Exercise goal:
From the entries below, pull out each line where "removed" appears.

Collected data entries:
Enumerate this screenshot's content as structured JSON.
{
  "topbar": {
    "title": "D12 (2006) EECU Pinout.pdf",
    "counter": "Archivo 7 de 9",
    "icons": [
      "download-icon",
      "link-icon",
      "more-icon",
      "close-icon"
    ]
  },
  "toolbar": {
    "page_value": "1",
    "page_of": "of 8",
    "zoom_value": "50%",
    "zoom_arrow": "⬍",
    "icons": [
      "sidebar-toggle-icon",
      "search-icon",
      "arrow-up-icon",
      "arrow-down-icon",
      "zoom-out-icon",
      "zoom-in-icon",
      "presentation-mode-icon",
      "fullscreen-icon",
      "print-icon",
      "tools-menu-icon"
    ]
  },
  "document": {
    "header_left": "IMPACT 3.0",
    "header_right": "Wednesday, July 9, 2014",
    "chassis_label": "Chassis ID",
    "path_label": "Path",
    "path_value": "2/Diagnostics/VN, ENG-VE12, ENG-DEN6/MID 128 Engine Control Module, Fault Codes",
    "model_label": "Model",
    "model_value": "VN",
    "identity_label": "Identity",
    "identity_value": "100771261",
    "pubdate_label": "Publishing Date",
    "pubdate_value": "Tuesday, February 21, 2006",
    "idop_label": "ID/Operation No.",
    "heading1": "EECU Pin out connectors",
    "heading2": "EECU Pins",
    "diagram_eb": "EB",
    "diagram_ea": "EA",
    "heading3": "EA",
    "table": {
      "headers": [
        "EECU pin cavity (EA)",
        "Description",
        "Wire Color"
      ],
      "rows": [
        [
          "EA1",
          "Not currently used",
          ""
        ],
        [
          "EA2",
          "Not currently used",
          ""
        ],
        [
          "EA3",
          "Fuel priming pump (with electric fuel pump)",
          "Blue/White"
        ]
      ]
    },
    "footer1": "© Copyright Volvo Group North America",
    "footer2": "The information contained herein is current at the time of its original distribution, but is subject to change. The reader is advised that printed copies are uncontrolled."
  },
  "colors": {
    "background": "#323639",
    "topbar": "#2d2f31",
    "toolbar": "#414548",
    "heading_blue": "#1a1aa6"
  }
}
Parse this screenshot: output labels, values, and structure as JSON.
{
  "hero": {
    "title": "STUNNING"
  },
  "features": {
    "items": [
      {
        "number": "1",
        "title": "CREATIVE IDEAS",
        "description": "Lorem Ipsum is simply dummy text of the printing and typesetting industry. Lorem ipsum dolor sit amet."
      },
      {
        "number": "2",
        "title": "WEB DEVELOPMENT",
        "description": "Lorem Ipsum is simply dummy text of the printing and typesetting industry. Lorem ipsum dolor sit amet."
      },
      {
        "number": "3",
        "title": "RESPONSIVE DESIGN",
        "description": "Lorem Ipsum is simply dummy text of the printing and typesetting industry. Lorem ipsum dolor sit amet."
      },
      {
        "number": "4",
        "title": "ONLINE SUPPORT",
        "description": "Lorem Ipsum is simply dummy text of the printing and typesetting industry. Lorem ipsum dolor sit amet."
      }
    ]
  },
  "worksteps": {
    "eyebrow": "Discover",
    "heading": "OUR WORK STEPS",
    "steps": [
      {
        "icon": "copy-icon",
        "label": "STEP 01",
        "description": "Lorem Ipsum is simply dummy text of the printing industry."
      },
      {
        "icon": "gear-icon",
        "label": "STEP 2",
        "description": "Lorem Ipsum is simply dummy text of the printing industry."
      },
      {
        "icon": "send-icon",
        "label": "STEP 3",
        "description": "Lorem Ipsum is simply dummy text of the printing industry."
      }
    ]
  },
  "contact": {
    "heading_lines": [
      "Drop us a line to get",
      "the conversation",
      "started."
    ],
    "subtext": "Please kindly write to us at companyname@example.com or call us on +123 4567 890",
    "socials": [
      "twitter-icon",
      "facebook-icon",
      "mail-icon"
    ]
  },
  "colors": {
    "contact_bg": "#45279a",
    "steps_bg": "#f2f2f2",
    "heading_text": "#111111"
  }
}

==

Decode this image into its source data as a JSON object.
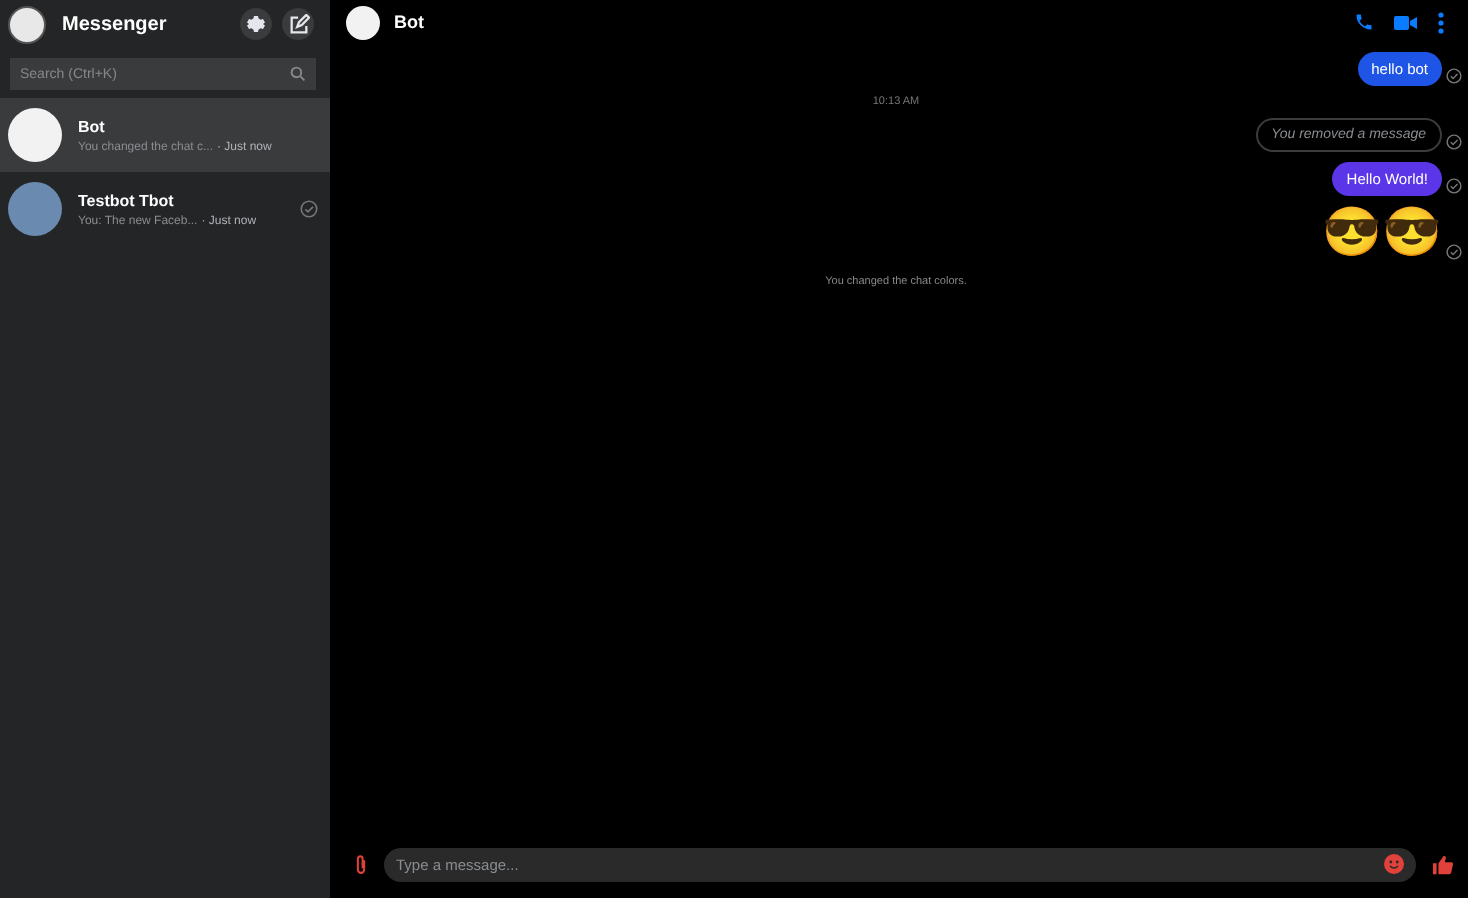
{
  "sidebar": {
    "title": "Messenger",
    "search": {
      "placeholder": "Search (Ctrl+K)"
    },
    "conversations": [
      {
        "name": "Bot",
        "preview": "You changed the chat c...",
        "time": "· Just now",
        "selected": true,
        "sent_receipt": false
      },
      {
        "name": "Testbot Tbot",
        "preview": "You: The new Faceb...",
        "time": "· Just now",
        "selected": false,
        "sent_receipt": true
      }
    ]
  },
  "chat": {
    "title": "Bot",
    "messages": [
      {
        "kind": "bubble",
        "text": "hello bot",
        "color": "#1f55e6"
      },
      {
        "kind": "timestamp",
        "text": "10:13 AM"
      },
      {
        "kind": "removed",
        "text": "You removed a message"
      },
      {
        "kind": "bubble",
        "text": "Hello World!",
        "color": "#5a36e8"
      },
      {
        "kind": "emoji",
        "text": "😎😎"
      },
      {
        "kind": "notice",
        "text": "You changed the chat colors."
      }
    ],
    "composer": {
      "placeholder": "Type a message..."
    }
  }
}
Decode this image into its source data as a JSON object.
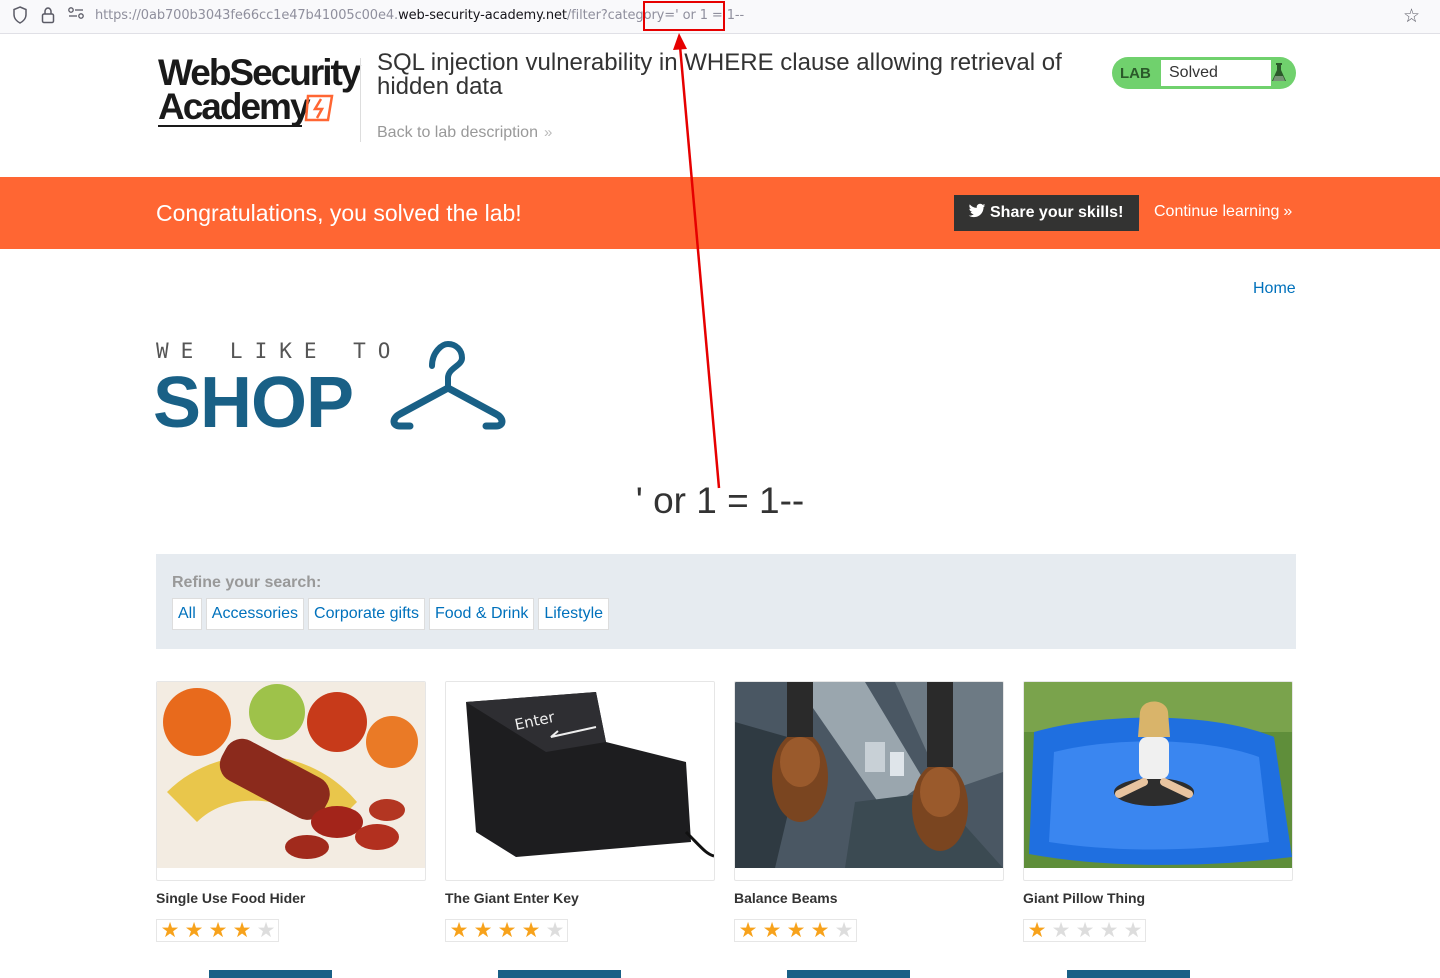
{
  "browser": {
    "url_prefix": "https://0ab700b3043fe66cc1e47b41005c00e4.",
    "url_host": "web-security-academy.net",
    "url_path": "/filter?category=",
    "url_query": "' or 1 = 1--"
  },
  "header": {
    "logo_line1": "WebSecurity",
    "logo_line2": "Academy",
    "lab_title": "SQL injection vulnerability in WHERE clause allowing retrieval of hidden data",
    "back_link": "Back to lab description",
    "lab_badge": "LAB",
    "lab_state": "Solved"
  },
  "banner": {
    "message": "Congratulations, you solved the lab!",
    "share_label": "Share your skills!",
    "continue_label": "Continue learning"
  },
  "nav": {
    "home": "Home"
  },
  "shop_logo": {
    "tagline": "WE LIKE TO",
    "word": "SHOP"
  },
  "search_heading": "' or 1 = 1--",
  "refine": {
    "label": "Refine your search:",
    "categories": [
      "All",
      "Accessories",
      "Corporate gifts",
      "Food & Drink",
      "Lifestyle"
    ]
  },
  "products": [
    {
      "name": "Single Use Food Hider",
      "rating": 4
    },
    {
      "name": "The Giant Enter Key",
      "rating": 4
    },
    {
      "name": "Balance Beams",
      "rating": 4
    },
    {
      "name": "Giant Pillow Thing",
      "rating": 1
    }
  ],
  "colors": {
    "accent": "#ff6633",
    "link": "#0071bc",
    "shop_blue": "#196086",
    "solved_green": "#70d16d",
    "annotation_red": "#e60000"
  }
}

Final result:
        "kind": "removed",
        "text": "You removed a message"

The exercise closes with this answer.